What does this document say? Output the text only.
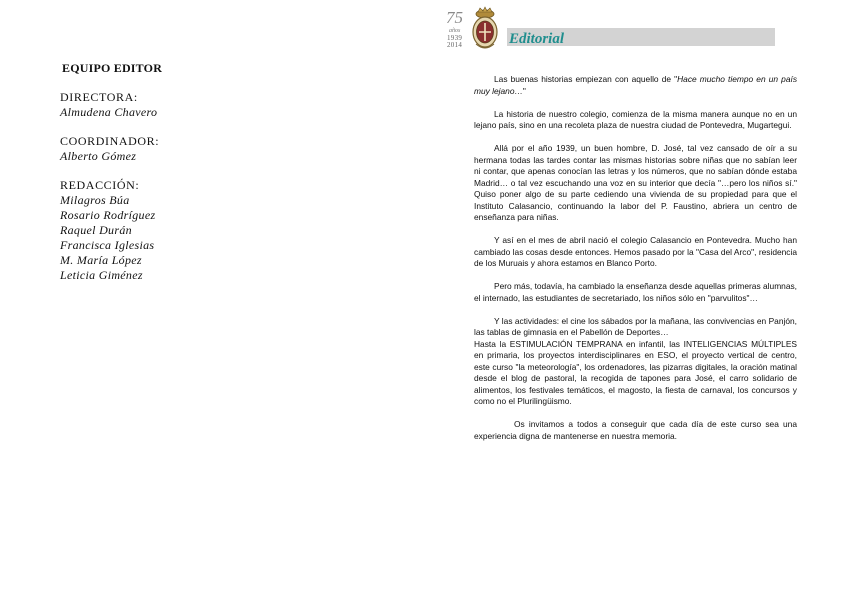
EQUIPO EDITOR
DIRECTORA:
Almudena Chavero
COORDINADOR:
Alberto Gómez
REDACCIÓN:
Milagros Búa
Rosario Rodríguez
Raquel Durán
Francisca Iglesias
M. María López
Leticia Giménez
75
años
1939
2014	Editorial

Las buenas historias empiezan con aquello de "Hace mucho tiempo en un país muy lejano…"

La historia de nuestro colegio, comienza de la misma manera aunque no en un lejano país, sino en una recoleta plaza de nuestra ciudad de Pontevedra, Mugartegui.

Allá por el año 1939, un buen hombre, D. José, tal vez cansado de oír a su hermana todas las tardes contar las mismas historias sobre niñas que no sabían leer ni contar, que apenas conocían las letras y los números, que no sabían dónde estaba Madrid… o tal vez escuchando una voz en su interior que decía "…pero los niños sí." Quiso poner algo de su parte cediendo una vivienda de su propiedad para que el Instituto Calasancio, continuando la labor del P. Faustino, abriera un centro de enseñanza para niñas.

Y así en el mes de abril nació el colegio Calasancio en Pontevedra. Mucho han cambiado las cosas desde entonces. Hemos pasado por la "Casa del Arco", residencia de los Muruais y ahora estamos en Blanco Porto.

Pero más, todavía, ha cambiado la enseñanza desde aquellas primeras alumnas, el internado, las estudiantes de secretariado, los niños sólo en "parvulitos"…

Y las actividades: el cine los sábados por la mañana, las convivencias en Panjón, las tablas de gimnasia en el Pabellón de Deportes…

Hasta la ESTIMULACIÓN TEMPRANA en infantil, las INTELIGENCIAS MÚLTIPLES en primaria, los proyectos interdisciplinares en ESO, el proyecto vertical de centro, este curso "la meteorología", los ordenadores, las pizarras digitales, la oración matinal desde el blog de pastoral, la recogida de tapones para José, el carro solidario de alimentos, los festivales temáticos, el magosto, la fiesta de carnaval, los concursos y como no el Plurilingüismo.

Os invitamos a todos a conseguir que cada día de este curso sea una experiencia digna de mantenerse en nuestra memoria.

What the task asks
Please list every line of the records that contains "para".

Expected output
Allá por el año 1939, un buen hombre, D. José, tal vez cansado de oír a su hermana todas las tardes contar las mismas historias sobre niñas que no sabían leer ni contar, que apenas conocían las letras y los números, que no sabían dónde estaba Madrid… o tal vez escuchando una voz en su interior que decía "…pero los niños sí." Quiso poner algo de su parte cediendo una vivienda de su propiedad para que el Instituto Calasancio, continuando la labor del P. Faustino, abriera un centro de enseñanza para niñas.
Hasta la ESTIMULACIÓN TEMPRANA en infantil, las INTELIGENCIAS MÚLTIPLES en primaria, los proyectos interdisciplinares en ESO, el proyecto vertical de centro, este curso "la meteorología", los ordenadores, las pizarras digitales, la oración matinal desde el blog de pastoral, la recogida de tapones para José, el carro solidario de alimentos, los festivales temáticos, el magosto, la fiesta de carnaval, los concursos y como no el Plurilingüismo.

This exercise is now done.